## WHAT NEEDS TO BE DONE
Output the lines of the records between the line containing "List UI elements" and the line containing "148, 808, 196]", inclusive, copied character for character, and leave out any pictures.

## DATA ROWS
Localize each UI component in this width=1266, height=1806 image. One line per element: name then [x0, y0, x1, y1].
...
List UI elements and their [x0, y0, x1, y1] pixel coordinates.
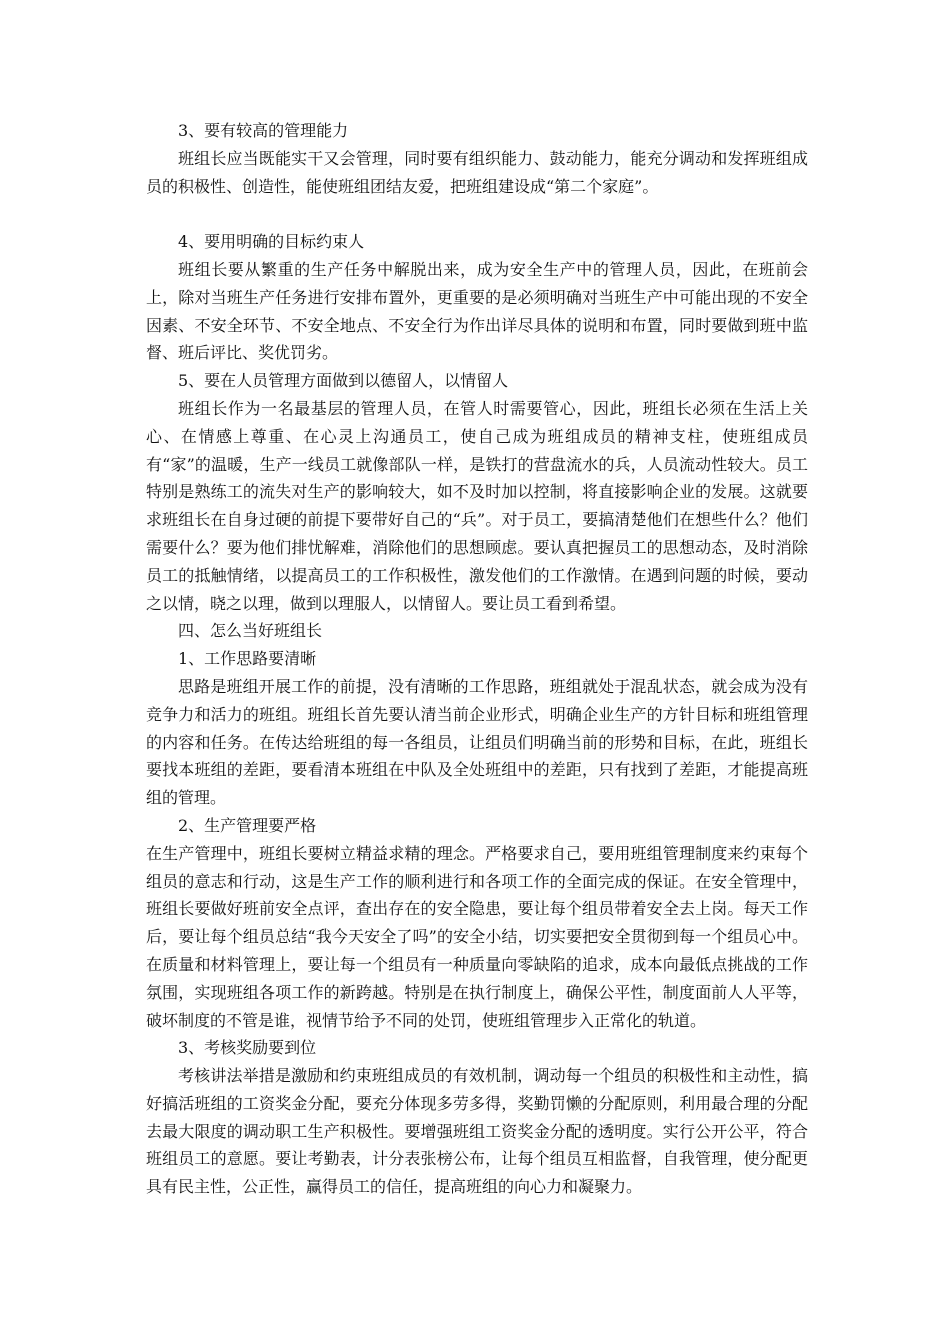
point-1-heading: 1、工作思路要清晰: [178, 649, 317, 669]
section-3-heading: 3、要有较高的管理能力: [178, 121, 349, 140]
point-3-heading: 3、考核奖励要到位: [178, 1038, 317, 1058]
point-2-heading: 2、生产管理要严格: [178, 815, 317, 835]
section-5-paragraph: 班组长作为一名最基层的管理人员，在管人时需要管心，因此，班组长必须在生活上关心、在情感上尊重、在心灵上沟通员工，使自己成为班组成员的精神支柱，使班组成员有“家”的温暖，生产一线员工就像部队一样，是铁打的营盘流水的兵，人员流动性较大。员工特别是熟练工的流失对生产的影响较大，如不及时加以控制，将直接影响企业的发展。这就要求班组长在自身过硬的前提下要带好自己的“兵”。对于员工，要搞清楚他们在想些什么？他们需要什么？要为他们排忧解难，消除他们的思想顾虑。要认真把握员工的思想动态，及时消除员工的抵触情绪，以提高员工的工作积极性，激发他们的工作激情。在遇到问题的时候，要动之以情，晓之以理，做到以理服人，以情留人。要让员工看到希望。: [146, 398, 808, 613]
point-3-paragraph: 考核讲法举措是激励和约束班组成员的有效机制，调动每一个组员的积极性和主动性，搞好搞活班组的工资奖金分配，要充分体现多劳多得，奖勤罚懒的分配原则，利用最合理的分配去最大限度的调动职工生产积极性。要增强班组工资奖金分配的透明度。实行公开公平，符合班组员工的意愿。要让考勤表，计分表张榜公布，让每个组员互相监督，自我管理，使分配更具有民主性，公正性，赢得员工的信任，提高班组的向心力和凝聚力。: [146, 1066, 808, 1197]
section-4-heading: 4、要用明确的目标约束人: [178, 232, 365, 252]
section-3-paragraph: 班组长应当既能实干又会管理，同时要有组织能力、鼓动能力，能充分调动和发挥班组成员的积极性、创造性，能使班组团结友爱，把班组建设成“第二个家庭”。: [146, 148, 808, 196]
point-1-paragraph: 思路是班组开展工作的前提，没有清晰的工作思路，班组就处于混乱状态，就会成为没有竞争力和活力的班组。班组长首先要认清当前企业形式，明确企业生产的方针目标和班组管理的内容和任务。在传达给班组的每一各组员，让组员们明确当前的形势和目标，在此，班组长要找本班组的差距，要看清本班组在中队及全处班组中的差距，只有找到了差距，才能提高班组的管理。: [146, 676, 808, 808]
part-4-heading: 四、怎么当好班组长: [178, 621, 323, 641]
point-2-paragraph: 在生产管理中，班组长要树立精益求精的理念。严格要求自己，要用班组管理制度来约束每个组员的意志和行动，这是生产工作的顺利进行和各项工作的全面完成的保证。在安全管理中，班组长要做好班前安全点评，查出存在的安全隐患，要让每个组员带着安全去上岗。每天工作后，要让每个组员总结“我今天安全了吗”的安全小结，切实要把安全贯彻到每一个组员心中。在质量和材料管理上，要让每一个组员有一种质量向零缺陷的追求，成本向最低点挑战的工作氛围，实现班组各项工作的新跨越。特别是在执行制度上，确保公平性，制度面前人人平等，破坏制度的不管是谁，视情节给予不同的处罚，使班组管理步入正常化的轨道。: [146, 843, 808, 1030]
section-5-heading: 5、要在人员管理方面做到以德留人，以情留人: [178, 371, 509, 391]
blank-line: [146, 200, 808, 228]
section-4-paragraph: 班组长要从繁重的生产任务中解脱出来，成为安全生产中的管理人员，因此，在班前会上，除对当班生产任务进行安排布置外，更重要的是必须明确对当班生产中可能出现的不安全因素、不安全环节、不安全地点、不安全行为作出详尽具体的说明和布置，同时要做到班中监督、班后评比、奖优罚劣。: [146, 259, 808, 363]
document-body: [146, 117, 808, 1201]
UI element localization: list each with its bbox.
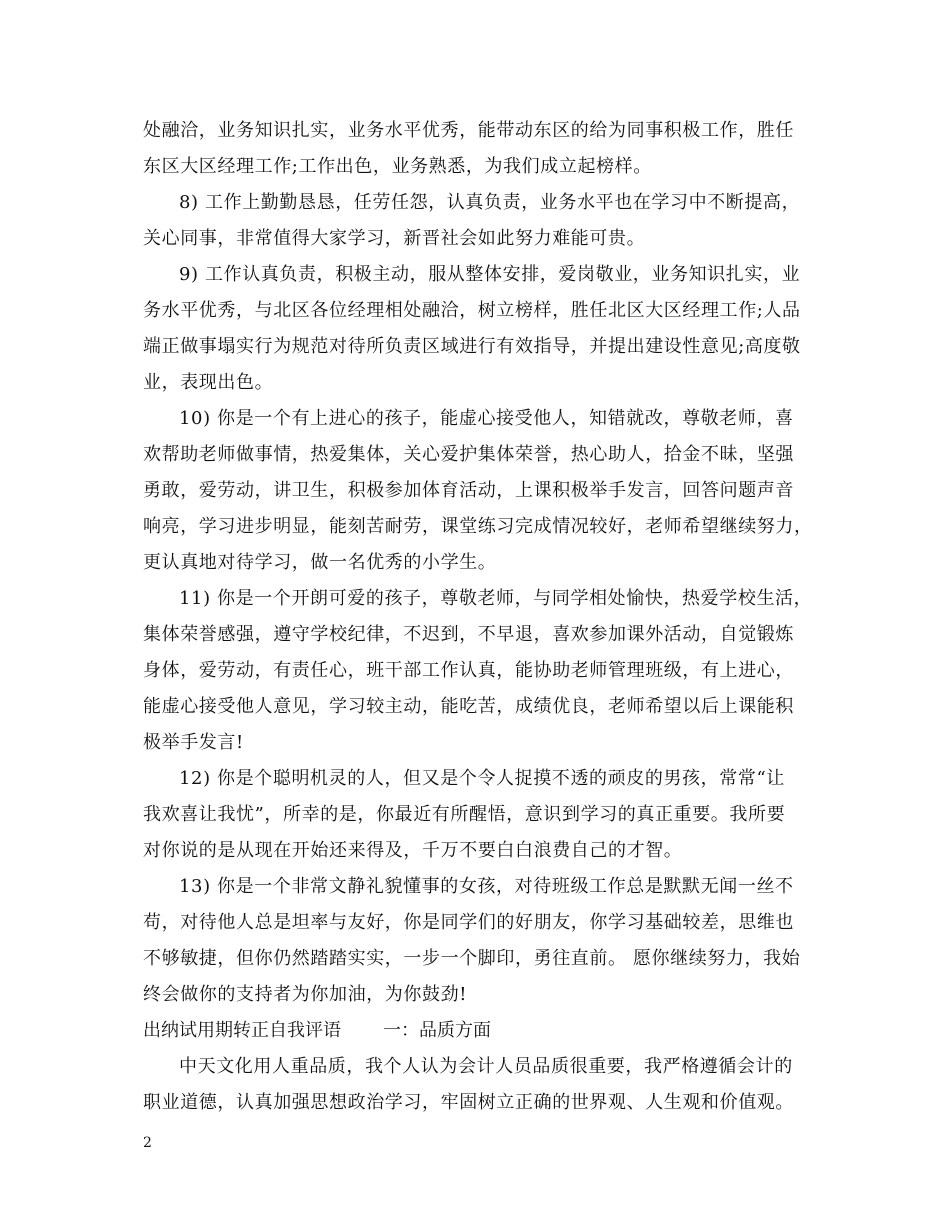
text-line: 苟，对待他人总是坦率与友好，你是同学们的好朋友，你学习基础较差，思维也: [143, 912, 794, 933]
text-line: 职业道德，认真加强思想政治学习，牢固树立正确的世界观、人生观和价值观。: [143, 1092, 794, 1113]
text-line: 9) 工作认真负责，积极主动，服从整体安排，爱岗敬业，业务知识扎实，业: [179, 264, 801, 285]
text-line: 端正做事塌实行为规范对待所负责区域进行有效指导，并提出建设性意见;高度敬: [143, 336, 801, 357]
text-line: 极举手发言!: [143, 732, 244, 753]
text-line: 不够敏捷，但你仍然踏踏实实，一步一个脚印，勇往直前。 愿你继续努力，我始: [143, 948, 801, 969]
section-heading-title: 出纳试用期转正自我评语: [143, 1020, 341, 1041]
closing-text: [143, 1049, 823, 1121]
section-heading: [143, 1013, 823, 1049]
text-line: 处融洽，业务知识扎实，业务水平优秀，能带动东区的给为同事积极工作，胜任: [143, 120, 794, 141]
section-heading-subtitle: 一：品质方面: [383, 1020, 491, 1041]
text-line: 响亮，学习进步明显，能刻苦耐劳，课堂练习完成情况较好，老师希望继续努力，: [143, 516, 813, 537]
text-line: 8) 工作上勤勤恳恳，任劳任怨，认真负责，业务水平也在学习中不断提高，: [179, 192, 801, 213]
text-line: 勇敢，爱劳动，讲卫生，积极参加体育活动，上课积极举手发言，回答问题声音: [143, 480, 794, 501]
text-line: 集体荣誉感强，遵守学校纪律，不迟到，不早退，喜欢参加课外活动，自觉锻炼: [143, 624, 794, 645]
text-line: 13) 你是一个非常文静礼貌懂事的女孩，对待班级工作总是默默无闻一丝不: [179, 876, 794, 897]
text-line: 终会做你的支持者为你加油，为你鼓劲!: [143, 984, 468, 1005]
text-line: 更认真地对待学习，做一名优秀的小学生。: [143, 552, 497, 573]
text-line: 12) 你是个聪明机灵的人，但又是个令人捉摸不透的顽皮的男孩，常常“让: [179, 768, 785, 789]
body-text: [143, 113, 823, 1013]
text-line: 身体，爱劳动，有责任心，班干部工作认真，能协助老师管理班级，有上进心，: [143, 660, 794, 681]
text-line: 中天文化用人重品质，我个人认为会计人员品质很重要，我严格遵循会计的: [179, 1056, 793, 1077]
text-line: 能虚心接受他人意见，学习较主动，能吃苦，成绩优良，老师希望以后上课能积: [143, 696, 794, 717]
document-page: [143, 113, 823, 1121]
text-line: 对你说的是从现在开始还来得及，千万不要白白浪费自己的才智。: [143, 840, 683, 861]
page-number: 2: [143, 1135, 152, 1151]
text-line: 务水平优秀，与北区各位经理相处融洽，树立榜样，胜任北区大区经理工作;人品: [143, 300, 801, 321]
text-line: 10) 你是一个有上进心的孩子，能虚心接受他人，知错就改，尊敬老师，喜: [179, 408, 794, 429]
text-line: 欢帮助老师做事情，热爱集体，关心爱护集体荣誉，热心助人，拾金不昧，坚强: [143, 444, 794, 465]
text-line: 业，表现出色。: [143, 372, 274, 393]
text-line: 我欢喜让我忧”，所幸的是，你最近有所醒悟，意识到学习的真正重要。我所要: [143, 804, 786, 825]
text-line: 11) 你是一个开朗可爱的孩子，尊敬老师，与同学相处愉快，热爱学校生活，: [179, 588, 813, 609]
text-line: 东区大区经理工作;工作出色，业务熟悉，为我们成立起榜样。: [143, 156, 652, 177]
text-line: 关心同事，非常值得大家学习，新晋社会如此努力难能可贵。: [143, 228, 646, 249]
==
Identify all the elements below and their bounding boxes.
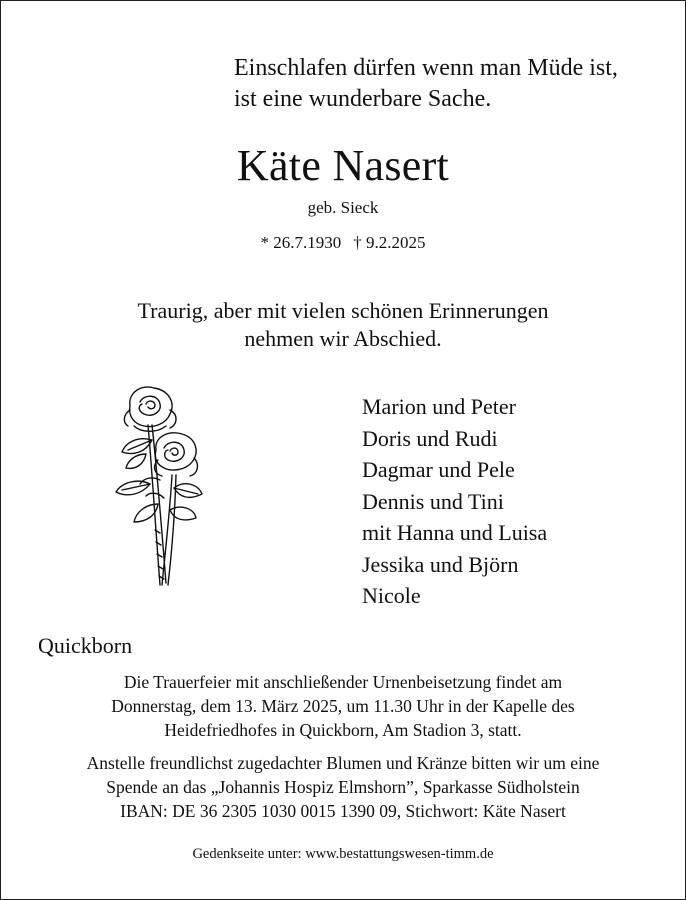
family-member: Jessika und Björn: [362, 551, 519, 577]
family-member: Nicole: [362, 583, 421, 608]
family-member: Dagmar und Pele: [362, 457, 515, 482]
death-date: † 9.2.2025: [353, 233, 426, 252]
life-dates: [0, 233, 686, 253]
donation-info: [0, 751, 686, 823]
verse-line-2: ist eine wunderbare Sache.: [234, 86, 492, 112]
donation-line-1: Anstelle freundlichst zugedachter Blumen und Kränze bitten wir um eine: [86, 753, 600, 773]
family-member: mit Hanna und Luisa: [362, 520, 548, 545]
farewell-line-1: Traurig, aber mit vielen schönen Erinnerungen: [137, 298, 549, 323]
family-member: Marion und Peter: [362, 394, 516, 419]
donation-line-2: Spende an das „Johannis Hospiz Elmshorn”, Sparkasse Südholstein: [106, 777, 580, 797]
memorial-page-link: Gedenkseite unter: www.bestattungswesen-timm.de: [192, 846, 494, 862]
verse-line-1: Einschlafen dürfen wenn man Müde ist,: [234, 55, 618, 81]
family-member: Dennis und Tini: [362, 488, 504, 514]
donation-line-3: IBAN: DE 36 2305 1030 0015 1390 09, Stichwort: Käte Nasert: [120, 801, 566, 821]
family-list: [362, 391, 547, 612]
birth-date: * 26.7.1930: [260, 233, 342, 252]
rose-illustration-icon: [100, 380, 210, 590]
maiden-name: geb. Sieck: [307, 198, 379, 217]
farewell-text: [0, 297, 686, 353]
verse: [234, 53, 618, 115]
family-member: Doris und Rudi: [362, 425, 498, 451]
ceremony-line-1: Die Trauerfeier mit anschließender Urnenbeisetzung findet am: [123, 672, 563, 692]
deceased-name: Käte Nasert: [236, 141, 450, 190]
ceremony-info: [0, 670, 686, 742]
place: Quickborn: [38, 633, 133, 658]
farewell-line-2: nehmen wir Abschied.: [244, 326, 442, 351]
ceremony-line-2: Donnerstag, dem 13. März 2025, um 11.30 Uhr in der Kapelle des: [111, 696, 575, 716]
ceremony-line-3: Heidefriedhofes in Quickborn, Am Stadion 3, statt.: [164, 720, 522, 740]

## ANSWER FOR THIS EXERCISE
List UI elements and their [x0, y0, x1, y1] pixel coordinates.
point-1-heading: 1、工作思路要清晰: [178, 649, 317, 669]
section-3-heading: 3、要有较高的管理能力: [178, 121, 349, 140]
point-3-heading: 3、考核奖励要到位: [178, 1038, 317, 1058]
point-2-heading: 2、生产管理要严格: [178, 815, 317, 835]
section-5-paragraph: 班组长作为一名最基层的管理人员，在管人时需要管心，因此，班组长必须在生活上关心、在情感上尊重、在心灵上沟通员工，使自己成为班组成员的精神支柱，使班组成员有“家”的温暖，生产一线员工就像部队一样，是铁打的营盘流水的兵，人员流动性较大。员工特别是熟练工的流失对生产的影响较大，如不及时加以控制，将直接影响企业的发展。这就要求班组长在自身过硬的前提下要带好自己的“兵”。对于员工，要搞清楚他们在想些什么？他们需要什么？要为他们排忧解难，消除他们的思想顾虑。要认真把握员工的思想动态，及时消除员工的抵触情绪，以提高员工的工作积极性，激发他们的工作激情。在遇到问题的时候，要动之以情，晓之以理，做到以理服人，以情留人。要让员工看到希望。: [146, 398, 808, 613]
point-3-paragraph: 考核讲法举措是激励和约束班组成员的有效机制，调动每一个组员的积极性和主动性，搞好搞活班组的工资奖金分配，要充分体现多劳多得，奖勤罚懒的分配原则，利用最合理的分配去最大限度的调动职工生产积极性。要增强班组工资奖金分配的透明度。实行公开公平，符合班组员工的意愿。要让考勤表，计分表张榜公布，让每个组员互相监督，自我管理，使分配更具有民主性，公正性，赢得员工的信任，提高班组的向心力和凝聚力。: [146, 1066, 808, 1197]
section-4-heading: 4、要用明确的目标约束人: [178, 232, 365, 252]
section-3-paragraph: 班组长应当既能实干又会管理，同时要有组织能力、鼓动能力，能充分调动和发挥班组成员的积极性、创造性，能使班组团结友爱，把班组建设成“第二个家庭”。: [146, 148, 808, 196]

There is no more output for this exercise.